Texte d'étude
===
Ouverte à Lyon en 2018, cette salle d’activité physique adaptée (APA) veut créer le lien entre sport, handicap et recherche scientifique. Appareils de musculation et de renforcement musculaire adaptés aux fauteuils (et parfois bricolés pour être vraiment adaptés), appareils d’électrostimulation musculaire, ateliers marche et verticalisation en dehors d’un centre hospitalier ou de rééducation… Le principe n’existait pas alors que les besoins de bouger pour la santé des personnes en situation de handicap est primordial. On vous explique.
« Les risque de décès suite à des maladies cardio-vasculaires sont dix fois plus élevés chez les personnes avec un handicap neuromoteur que chez les valides. Si nous faisons de l’électrostimulation deux à trois fois par semaine, nous arrivons au même niveau de risque qu’un valide sédentaire qui ne fait pas de sport », nous explique Julien Jouffroy, vice-président de l’association ANTS (pour Advanced neuro-rehabilitation therapies and sport). « Et pendant l’épidémie de Covid, on a prouvé notre utilité. Faire du sport régulièrement permet de faire circuler l’air dans le sang, dans les tissus et de changer de position. Le premier confinement on a dû fermer. Six personnes qui venaient régulièrement chez nous ont fait des escarres (des plaies cutanées dues à une pression répétée sur une partie du corps), alors qu’elles n’en faisaient pas avant en venant à la salle. Une a même dû être amputée. Une escarre peut guérir si on soigne bien la plaie, si on ne fait plus d’appui dessus, si on a des salles pour se mettre debout parfois, ou autre. Heureusement, au deuxième confinement, on a pu rouvrir » poursuit-il.
===
Consignes de l'exercice
a – D'après le texte sur la salle d'activité physique adaptée de Lyon, combien de personnes qui venaient régulièrement à la salle ont développé des escarres pendant le premier confinement ?
b – Reprenez le texte sur la salle d'activité physique adaptée de Lyon là où il s'arrête et poursuivez-le.

Entrées sources
===
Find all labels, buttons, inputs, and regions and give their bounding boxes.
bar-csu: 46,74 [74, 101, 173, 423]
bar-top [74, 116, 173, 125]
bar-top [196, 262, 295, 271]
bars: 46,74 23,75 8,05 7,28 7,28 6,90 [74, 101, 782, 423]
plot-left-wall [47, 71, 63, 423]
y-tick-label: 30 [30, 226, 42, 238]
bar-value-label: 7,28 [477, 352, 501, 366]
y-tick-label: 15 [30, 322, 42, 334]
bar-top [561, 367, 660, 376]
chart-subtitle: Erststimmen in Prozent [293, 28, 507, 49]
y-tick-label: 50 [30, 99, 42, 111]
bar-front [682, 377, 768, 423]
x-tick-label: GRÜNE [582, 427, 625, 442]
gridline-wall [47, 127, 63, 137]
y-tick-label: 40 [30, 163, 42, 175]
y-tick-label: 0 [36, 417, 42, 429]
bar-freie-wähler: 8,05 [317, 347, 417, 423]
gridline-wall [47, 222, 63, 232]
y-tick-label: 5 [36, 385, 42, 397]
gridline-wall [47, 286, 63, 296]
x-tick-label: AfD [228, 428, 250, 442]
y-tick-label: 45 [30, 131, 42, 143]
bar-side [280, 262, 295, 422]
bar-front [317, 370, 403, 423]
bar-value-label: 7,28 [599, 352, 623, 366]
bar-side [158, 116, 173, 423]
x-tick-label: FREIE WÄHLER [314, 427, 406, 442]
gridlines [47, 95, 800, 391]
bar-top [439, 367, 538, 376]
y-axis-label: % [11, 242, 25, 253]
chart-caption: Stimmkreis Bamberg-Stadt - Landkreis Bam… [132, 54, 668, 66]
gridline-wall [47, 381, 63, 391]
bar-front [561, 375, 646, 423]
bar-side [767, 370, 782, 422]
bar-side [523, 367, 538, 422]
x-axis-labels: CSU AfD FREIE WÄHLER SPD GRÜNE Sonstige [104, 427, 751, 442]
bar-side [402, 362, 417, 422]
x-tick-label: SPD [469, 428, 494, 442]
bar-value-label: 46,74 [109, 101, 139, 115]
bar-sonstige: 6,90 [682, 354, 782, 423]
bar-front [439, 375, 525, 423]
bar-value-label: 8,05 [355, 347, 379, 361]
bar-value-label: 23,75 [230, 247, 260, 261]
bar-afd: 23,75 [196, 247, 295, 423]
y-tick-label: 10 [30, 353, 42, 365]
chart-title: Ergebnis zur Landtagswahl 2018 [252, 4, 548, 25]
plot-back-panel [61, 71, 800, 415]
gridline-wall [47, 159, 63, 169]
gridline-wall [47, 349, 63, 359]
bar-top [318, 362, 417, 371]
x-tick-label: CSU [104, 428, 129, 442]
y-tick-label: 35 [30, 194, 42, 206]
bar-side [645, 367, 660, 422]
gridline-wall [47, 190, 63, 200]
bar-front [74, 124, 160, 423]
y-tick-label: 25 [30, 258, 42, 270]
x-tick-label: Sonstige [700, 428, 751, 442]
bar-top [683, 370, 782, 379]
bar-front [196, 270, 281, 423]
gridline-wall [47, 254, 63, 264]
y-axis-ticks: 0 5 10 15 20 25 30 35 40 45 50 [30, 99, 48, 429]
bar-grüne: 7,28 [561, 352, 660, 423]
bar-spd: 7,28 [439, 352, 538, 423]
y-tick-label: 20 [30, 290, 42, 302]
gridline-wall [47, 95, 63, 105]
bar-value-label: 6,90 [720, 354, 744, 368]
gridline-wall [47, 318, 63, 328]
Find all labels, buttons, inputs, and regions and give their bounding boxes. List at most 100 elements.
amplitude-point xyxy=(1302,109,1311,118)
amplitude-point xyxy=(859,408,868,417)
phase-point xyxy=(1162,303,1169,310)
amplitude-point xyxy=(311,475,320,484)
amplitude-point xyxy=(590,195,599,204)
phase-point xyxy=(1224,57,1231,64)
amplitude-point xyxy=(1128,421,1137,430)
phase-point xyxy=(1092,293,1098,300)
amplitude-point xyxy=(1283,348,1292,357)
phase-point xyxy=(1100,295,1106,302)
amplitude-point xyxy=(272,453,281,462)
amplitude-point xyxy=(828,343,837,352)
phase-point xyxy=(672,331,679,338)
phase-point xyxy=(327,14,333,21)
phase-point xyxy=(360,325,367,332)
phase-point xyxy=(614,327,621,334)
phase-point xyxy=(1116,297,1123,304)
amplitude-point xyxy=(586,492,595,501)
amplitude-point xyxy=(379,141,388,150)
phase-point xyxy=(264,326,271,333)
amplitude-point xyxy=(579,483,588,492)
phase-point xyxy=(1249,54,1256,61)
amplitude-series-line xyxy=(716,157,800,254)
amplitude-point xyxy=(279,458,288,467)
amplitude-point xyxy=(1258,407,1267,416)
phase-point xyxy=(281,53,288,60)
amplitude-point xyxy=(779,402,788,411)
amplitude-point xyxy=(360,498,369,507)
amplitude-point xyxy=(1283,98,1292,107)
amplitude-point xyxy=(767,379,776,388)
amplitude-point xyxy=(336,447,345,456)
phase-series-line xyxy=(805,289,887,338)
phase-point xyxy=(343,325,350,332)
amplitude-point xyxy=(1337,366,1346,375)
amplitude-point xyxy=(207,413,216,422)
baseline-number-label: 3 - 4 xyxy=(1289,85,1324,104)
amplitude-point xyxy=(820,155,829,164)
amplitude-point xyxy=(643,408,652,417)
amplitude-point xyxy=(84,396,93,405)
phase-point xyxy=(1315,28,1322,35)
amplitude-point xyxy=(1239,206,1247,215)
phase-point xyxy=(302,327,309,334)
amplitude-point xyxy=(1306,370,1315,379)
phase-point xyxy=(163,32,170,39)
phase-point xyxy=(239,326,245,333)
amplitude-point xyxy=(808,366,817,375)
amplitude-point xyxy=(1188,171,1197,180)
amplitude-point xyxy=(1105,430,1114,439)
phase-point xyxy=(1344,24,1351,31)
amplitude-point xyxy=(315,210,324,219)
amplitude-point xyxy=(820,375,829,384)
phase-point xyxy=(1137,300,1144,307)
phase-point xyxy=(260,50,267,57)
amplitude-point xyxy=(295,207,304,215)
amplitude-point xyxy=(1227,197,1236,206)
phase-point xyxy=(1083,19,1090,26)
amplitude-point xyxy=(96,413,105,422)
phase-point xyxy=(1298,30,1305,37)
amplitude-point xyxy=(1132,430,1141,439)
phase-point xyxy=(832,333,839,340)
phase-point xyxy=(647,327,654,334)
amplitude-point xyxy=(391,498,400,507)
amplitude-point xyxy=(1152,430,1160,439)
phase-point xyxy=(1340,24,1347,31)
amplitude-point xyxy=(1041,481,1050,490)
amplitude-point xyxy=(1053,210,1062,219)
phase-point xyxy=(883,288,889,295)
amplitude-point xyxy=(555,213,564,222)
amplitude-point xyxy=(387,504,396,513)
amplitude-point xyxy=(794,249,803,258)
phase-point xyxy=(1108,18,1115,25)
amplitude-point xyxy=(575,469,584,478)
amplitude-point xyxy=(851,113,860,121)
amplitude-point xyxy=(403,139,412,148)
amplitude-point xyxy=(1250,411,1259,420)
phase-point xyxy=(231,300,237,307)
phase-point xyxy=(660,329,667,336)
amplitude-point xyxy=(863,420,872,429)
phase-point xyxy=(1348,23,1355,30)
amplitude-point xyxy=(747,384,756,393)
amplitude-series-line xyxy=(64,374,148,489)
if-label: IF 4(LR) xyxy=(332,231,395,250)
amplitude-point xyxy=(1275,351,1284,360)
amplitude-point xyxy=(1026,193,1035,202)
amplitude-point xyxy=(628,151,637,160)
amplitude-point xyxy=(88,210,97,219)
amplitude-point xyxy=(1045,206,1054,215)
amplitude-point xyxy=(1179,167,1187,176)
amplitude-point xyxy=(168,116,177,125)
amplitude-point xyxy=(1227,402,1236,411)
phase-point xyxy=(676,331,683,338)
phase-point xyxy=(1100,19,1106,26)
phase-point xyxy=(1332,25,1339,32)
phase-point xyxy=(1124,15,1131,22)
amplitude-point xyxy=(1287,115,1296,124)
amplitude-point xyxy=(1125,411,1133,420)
===
Réponses par consigne
a – Six personnes.

b –
« On voit aussi et surtout des résultats sur le moral, ça fait du bien aux gens de venir ici, de croiser d’autres personnes qui comprennent ce qu’ils traversent, de partager des astuces », complète Mathilde Ranc, responsable de la salle S.P.O.R.T (pour stimulating people and organizing recreational therapies). Alex, adhérent présent ce jour-là confirme : « Je viens ici pour garder la forme. C’est agréable d’être entouré de coachs qui connaissent le handicap et prennent en compte nos besoins, possibilités et objectifs. Cela m’aide dans la gestion de l’effort et à me sentir mieux dans mon corps. »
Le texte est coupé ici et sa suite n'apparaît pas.